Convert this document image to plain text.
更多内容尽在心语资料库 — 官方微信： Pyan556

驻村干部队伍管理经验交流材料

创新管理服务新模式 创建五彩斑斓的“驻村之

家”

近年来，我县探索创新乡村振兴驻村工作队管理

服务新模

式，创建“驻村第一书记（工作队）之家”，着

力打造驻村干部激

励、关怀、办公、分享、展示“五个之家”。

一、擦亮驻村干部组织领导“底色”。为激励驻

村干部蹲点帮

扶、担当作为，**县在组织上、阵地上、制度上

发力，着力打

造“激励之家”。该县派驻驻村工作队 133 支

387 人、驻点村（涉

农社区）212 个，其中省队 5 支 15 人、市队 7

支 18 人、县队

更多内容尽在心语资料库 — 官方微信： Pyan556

TASK TO COMPLETE — Print the listing above in full, exactly as it is.

EXERCISE OUTPUT —
Convert this document image to plain text.
更多内容尽在心语资料库 — 官方微信： Pyan556

驻村干部队伍管理经验交流材料

创新管理服务新模式 创建五彩斑斓的“驻村之

家”

近年来，我县探索创新乡村振兴驻村工作队管理

服务新模

式，创建“驻村第一书记（工作队）之家”，着

力打造驻村干部激

励、关怀、办公、分享、展示“五个之家”。

一、擦亮驻村干部组织领导“底色”。为激励驻

村干部蹲点帮

扶、担当作为，**县在组织上、阵地上、制度上

发力，着力打

造“激励之家”。该县派驻驻村工作队 133 支

387 人、驻点村（涉

农社区）212 个，其中省队 5 支 15 人、市队 7

支 18 人、县队

更多内容尽在心语资料库 — 官方微信： Pyan556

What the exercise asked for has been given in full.